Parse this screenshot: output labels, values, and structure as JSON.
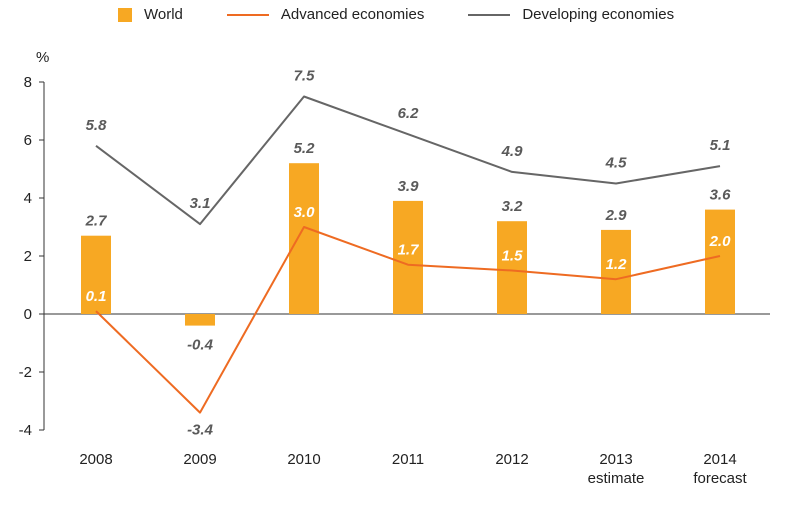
{
  "chart_data": {
    "type": "bar",
    "ylabel": "%",
    "ylim": [
      -4,
      8
    ],
    "yticks": [
      -4,
      -2,
      0,
      2,
      4,
      6,
      8
    ],
    "categories": [
      [
        "2008"
      ],
      [
        "2009"
      ],
      [
        "2010"
      ],
      [
        "2011"
      ],
      [
        "2012"
      ],
      [
        "2013",
        "estimate"
      ],
      [
        "2014",
        "forecast"
      ]
    ],
    "series": [
      {
        "name": "World",
        "kind": "bar",
        "color": "#f7a823",
        "values": [
          2.7,
          -0.4,
          5.2,
          3.9,
          3.2,
          2.9,
          3.6
        ]
      },
      {
        "name": "Advanced economies",
        "kind": "line",
        "color": "#ee6b22",
        "values": [
          0.1,
          -3.4,
          3.0,
          1.7,
          1.5,
          1.2,
          2.0
        ]
      },
      {
        "name": "Developing economies",
        "kind": "line",
        "color": "#666666",
        "values": [
          5.8,
          3.1,
          7.5,
          6.2,
          4.9,
          4.5,
          5.1
        ]
      }
    ],
    "grid": "horizontal-zero-line-only",
    "legend_position": "top"
  }
}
━━━━━━━━
▶ WRITTEN PROBLEM: Every entry must be written out exactly, with all pictures left out.

▶ THE SOLUTION:
Parse this screenshot: output labels, values, and structure as JSON.
{
  "chart_data": {
    "type": "bar",
    "ylabel": "%",
    "ylim": [
      -4,
      8
    ],
    "yticks": [
      -4,
      -2,
      0,
      2,
      4,
      6,
      8
    ],
    "categories": [
      [
        "2008"
      ],
      [
        "2009"
      ],
      [
        "2010"
      ],
      [
        "2011"
      ],
      [
        "2012"
      ],
      [
        "2013",
        "estimate"
      ],
      [
        "2014",
        "forecast"
      ]
    ],
    "series": [
      {
        "name": "World",
        "kind": "bar",
        "color": "#f7a823",
        "values": [
          2.7,
          -0.4,
          5.2,
          3.9,
          3.2,
          2.9,
          3.6
        ]
      },
      {
        "name": "Advanced economies",
        "kind": "line",
        "color": "#ee6b22",
        "values": [
          0.1,
          -3.4,
          3.0,
          1.7,
          1.5,
          1.2,
          2.0
        ]
      },
      {
        "name": "Developing economies",
        "kind": "line",
        "color": "#666666",
        "values": [
          5.8,
          3.1,
          7.5,
          6.2,
          4.9,
          4.5,
          5.1
        ]
      }
    ],
    "grid": "horizontal-zero-line-only",
    "legend_position": "top"
  }
}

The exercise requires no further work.